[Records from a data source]

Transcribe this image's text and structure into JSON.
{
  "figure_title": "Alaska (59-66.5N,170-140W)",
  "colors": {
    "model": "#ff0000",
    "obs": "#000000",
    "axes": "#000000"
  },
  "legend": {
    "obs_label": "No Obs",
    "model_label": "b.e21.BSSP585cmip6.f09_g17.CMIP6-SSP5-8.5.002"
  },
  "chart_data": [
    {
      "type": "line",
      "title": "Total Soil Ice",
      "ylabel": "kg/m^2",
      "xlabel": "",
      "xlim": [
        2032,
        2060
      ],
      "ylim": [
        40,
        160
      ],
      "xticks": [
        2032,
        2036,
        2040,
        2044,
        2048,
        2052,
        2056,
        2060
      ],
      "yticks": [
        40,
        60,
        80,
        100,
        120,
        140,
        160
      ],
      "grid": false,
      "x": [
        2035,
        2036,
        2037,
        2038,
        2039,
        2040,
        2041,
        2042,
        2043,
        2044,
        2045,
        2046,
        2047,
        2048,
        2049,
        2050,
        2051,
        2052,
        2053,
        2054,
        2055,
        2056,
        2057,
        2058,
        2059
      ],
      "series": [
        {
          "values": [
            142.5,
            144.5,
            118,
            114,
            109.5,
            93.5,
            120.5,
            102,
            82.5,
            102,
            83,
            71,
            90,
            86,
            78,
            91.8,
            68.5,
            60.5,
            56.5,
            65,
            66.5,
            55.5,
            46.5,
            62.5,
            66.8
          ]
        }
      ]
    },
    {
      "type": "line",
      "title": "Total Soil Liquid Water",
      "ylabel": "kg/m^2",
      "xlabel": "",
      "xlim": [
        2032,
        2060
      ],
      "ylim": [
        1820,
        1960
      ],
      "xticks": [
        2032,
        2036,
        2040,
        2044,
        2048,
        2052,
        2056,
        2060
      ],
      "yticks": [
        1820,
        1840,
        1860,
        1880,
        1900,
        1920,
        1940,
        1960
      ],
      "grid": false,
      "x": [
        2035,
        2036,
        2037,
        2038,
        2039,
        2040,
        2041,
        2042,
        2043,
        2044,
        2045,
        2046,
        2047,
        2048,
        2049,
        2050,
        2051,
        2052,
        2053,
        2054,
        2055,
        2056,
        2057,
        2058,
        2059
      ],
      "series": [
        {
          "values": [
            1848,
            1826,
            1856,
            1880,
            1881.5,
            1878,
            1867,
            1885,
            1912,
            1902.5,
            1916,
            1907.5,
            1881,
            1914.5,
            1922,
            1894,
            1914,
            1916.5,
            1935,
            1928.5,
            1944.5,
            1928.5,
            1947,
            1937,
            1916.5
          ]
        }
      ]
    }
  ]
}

[WORK REQUIRED] Write the entries again, exactly as they stand.

[SOLUTION TO THIS PROBLEM]
Transcribe this image's text and structure into JSON.
{
  "figure_title": "Alaska (59-66.5N,170-140W)",
  "colors": {
    "model": "#ff0000",
    "obs": "#000000",
    "axes": "#000000"
  },
  "legend": {
    "obs_label": "No Obs",
    "model_label": "b.e21.BSSP585cmip6.f09_g17.CMIP6-SSP5-8.5.002"
  },
  "chart_data": [
    {
      "type": "line",
      "title": "Total Soil Ice",
      "ylabel": "kg/m^2",
      "xlabel": "",
      "xlim": [
        2032,
        2060
      ],
      "ylim": [
        40,
        160
      ],
      "xticks": [
        2032,
        2036,
        2040,
        2044,
        2048,
        2052,
        2056,
        2060
      ],
      "yticks": [
        40,
        60,
        80,
        100,
        120,
        140,
        160
      ],
      "grid": false,
      "x": [
        2035,
        2036,
        2037,
        2038,
        2039,
        2040,
        2041,
        2042,
        2043,
        2044,
        2045,
        2046,
        2047,
        2048,
        2049,
        2050,
        2051,
        2052,
        2053,
        2054,
        2055,
        2056,
        2057,
        2058,
        2059
      ],
      "series": [
        {
          "values": [
            142.5,
            144.5,
            118,
            114,
            109.5,
            93.5,
            120.5,
            102,
            82.5,
            102,
            83,
            71,
            90,
            86,
            78,
            91.8,
            68.5,
            60.5,
            56.5,
            65,
            66.5,
            55.5,
            46.5,
            62.5,
            66.8
          ]
        }
      ]
    },
    {
      "type": "line",
      "title": "Total Soil Liquid Water",
      "ylabel": "kg/m^2",
      "xlabel": "",
      "xlim": [
        2032,
        2060
      ],
      "ylim": [
        1820,
        1960
      ],
      "xticks": [
        2032,
        2036,
        2040,
        2044,
        2048,
        2052,
        2056,
        2060
      ],
      "yticks": [
        1820,
        1840,
        1860,
        1880,
        1900,
        1920,
        1940,
        1960
      ],
      "grid": false,
      "x": [
        2035,
        2036,
        2037,
        2038,
        2039,
        2040,
        2041,
        2042,
        2043,
        2044,
        2045,
        2046,
        2047,
        2048,
        2049,
        2050,
        2051,
        2052,
        2053,
        2054,
        2055,
        2056,
        2057,
        2058,
        2059
      ],
      "series": [
        {
          "values": [
            1848,
            1826,
            1856,
            1880,
            1881.5,
            1878,
            1867,
            1885,
            1912,
            1902.5,
            1916,
            1907.5,
            1881,
            1914.5,
            1922,
            1894,
            1914,
            1916.5,
            1935,
            1928.5,
            1944.5,
            1928.5,
            1947,
            1937,
            1916.5
          ]
        }
      ]
    }
  ]
}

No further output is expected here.